Reproduce the listing verbatim.

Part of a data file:
____

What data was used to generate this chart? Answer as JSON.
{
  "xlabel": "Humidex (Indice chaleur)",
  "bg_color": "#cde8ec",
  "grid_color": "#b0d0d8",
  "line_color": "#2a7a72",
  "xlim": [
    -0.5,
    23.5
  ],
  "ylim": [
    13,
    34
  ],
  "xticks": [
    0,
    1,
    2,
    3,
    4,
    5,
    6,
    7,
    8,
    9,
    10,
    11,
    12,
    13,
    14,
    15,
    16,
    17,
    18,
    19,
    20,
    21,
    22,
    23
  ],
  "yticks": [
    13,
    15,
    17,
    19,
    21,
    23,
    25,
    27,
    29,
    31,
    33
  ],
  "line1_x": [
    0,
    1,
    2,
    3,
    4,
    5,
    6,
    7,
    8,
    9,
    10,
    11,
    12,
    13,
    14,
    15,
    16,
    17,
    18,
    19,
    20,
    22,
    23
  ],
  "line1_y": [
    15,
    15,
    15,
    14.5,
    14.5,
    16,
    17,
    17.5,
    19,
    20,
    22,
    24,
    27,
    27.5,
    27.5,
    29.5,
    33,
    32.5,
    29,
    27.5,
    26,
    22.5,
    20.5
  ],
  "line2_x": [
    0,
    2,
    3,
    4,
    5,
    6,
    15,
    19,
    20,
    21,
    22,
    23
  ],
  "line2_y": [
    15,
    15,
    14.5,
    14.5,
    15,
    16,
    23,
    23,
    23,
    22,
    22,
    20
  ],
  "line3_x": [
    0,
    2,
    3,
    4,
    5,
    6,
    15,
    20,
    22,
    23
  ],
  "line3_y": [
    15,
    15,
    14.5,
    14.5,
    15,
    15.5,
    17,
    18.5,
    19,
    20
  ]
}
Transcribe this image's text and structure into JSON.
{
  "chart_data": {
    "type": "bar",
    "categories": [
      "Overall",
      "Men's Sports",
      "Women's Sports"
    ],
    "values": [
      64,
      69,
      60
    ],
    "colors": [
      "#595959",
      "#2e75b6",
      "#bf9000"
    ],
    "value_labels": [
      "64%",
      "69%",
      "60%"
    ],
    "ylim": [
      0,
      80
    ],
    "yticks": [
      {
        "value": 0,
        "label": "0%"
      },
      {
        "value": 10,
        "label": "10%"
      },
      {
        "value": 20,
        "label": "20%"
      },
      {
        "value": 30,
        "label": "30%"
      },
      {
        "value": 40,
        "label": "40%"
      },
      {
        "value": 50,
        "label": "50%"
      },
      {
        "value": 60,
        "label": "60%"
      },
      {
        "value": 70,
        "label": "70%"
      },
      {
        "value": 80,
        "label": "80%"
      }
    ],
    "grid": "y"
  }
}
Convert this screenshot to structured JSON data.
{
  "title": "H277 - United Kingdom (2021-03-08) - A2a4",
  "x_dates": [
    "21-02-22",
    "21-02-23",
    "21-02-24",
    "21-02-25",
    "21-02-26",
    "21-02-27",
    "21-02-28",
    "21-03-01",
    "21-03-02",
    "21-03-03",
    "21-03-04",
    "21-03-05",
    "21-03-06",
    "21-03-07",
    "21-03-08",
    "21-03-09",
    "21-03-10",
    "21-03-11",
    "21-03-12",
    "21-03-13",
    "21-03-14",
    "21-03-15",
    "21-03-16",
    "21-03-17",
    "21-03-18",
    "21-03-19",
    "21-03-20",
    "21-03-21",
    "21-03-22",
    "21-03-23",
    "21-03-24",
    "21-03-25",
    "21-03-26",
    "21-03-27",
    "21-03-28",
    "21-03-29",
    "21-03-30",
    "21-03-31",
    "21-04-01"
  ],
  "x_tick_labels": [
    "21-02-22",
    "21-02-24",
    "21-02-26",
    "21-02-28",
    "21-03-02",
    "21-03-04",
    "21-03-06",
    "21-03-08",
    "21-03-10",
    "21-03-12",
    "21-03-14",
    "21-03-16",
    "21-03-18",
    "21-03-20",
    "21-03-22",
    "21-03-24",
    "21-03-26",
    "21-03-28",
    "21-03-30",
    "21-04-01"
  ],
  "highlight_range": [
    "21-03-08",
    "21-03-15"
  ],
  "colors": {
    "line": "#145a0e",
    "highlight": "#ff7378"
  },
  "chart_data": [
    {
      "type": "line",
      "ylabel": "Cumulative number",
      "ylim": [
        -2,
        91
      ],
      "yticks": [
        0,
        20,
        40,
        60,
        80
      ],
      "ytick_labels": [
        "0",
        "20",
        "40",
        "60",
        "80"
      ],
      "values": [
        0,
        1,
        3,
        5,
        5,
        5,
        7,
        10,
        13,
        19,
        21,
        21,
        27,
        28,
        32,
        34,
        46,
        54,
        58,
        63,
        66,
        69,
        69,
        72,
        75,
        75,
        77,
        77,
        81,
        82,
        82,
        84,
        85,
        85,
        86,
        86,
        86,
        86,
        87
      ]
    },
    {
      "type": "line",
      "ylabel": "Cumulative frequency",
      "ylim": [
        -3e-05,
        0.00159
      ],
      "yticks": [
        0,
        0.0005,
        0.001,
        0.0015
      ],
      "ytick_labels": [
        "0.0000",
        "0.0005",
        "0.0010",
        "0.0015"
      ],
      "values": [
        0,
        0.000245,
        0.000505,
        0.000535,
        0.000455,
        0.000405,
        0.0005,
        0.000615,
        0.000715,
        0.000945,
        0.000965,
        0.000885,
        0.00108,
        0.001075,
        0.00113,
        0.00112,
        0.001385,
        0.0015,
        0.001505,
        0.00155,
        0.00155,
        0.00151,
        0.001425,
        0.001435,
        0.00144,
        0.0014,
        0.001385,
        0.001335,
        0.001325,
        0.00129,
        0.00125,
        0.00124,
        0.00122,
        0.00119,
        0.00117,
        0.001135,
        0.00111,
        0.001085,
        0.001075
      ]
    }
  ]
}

____

■ Solution below ■
What data was used to generate this chart? Answer as JSON.
{
  "xlabel": "Humidex (Indice chaleur)",
  "bg_color": "#cde8ec",
  "grid_color": "#b0d0d8",
  "line_color": "#2a7a72",
  "xlim": [
    -0.5,
    23.5
  ],
  "ylim": [
    13,
    34
  ],
  "xticks": [
    0,
    1,
    2,
    3,
    4,
    5,
    6,
    7,
    8,
    9,
    10,
    11,
    12,
    13,
    14,
    15,
    16,
    17,
    18,
    19,
    20,
    21,
    22,
    23
  ],
  "yticks": [
    13,
    15,
    17,
    19,
    21,
    23,
    25,
    27,
    29,
    31,
    33
  ],
  "line1_x": [
    0,
    1,
    2,
    3,
    4,
    5,
    6,
    7,
    8,
    9,
    10,
    11,
    12,
    13,
    14,
    15,
    16,
    17,
    18,
    19,
    20,
    22,
    23
  ],
  "line1_y": [
    15,
    15,
    15,
    14.5,
    14.5,
    16,
    17,
    17.5,
    19,
    20,
    22,
    24,
    27,
    27.5,
    27.5,
    29.5,
    33,
    32.5,
    29,
    27.5,
    26,
    22.5,
    20.5
  ],
  "line2_x": [
    0,
    2,
    3,
    4,
    5,
    6,
    15,
    19,
    20,
    21,
    22,
    23
  ],
  "line2_y": [
    15,
    15,
    14.5,
    14.5,
    15,
    16,
    23,
    23,
    23,
    22,
    22,
    20
  ],
  "line3_x": [
    0,
    2,
    3,
    4,
    5,
    6,
    15,
    20,
    22,
    23
  ],
  "line3_y": [
    15,
    15,
    14.5,
    14.5,
    15,
    15.5,
    17,
    18.5,
    19,
    20
  ]
}
Transcribe this image's text and structure into JSON.
{
  "chart_data": {
    "type": "bar",
    "categories": [
      "Overall",
      "Men's Sports",
      "Women's Sports"
    ],
    "values": [
      64,
      69,
      60
    ],
    "colors": [
      "#595959",
      "#2e75b6",
      "#bf9000"
    ],
    "value_labels": [
      "64%",
      "69%",
      "60%"
    ],
    "ylim": [
      0,
      80
    ],
    "yticks": [
      {
        "value": 0,
        "label": "0%"
      },
      {
        "value": 10,
        "label": "10%"
      },
      {
        "value": 20,
        "label": "20%"
      },
      {
        "value": 30,
        "label": "30%"
      },
      {
        "value": 40,
        "label": "40%"
      },
      {
        "value": 50,
        "label": "50%"
      },
      {
        "value": 60,
        "label": "60%"
      },
      {
        "value": 70,
        "label": "70%"
      },
      {
        "value": 80,
        "label": "80%"
      }
    ],
    "grid": "y"
  }
}
Convert this screenshot to structured JSON data.
{
  "title": "H277 - United Kingdom (2021-03-08) - A2a4",
  "x_dates": [
    "21-02-22",
    "21-02-23",
    "21-02-24",
    "21-02-25",
    "21-02-26",
    "21-02-27",
    "21-02-28",
    "21-03-01",
    "21-03-02",
    "21-03-03",
    "21-03-04",
    "21-03-05",
    "21-03-06",
    "21-03-07",
    "21-03-08",
    "21-03-09",
    "21-03-10",
    "21-03-11",
    "21-03-12",
    "21-03-13",
    "21-03-14",
    "21-03-15",
    "21-03-16",
    "21-03-17",
    "21-03-18",
    "21-03-19",
    "21-03-20",
    "21-03-21",
    "21-03-22",
    "21-03-23",
    "21-03-24",
    "21-03-25",
    "21-03-26",
    "21-03-27",
    "21-03-28",
    "21-03-29",
    "21-03-30",
    "21-03-31",
    "21-04-01"
  ],
  "x_tick_labels": [
    "21-02-22",
    "21-02-24",
    "21-02-26",
    "21-02-28",
    "21-03-02",
    "21-03-04",
    "21-03-06",
    "21-03-08",
    "21-03-10",
    "21-03-12",
    "21-03-14",
    "21-03-16",
    "21-03-18",
    "21-03-20",
    "21-03-22",
    "21-03-24",
    "21-03-26",
    "21-03-28",
    "21-03-30",
    "21-04-01"
  ],
  "highlight_range": [
    "21-03-08",
    "21-03-15"
  ],
  "colors": {
    "line": "#145a0e",
    "highlight": "#ff7378"
  },
  "chart_data": [
    {
      "type": "line",
      "ylabel": "Cumulative number",
      "ylim": [
        -2,
        91
      ],
      "yticks": [
        0,
        20,
        40,
        60,
        80
      ],
      "ytick_labels": [
        "0",
        "20",
        "40",
        "60",
        "80"
      ],
      "values": [
        0,
        1,
        3,
        5,
        5,
        5,
        7,
        10,
        13,
        19,
        21,
        21,
        27,
        28,
        32,
        34,
        46,
        54,
        58,
        63,
        66,
        69,
        69,
        72,
        75,
        75,
        77,
        77,
        81,
        82,
        82,
        84,
        85,
        85,
        86,
        86,
        86,
        86,
        87
      ]
    },
    {
      "type": "line",
      "ylabel": "Cumulative frequency",
      "ylim": [
        -3e-05,
        0.00159
      ],
      "yticks": [
        0,
        0.0005,
        0.001,
        0.0015
      ],
      "ytick_labels": [
        "0.0000",
        "0.0005",
        "0.0010",
        "0.0015"
      ],
      "values": [
        0,
        0.000245,
        0.000505,
        0.000535,
        0.000455,
        0.000405,
        0.0005,
        0.000615,
        0.000715,
        0.000945,
        0.000965,
        0.000885,
        0.00108,
        0.001075,
        0.00113,
        0.00112,
        0.001385,
        0.0015,
        0.001505,
        0.00155,
        0.00155,
        0.00151,
        0.001425,
        0.001435,
        0.00144,
        0.0014,
        0.001385,
        0.001335,
        0.001325,
        0.00129,
        0.00125,
        0.00124,
        0.00122,
        0.00119,
        0.00117,
        0.001135,
        0.00111,
        0.001085,
        0.001075
      ]
    }
  ]
}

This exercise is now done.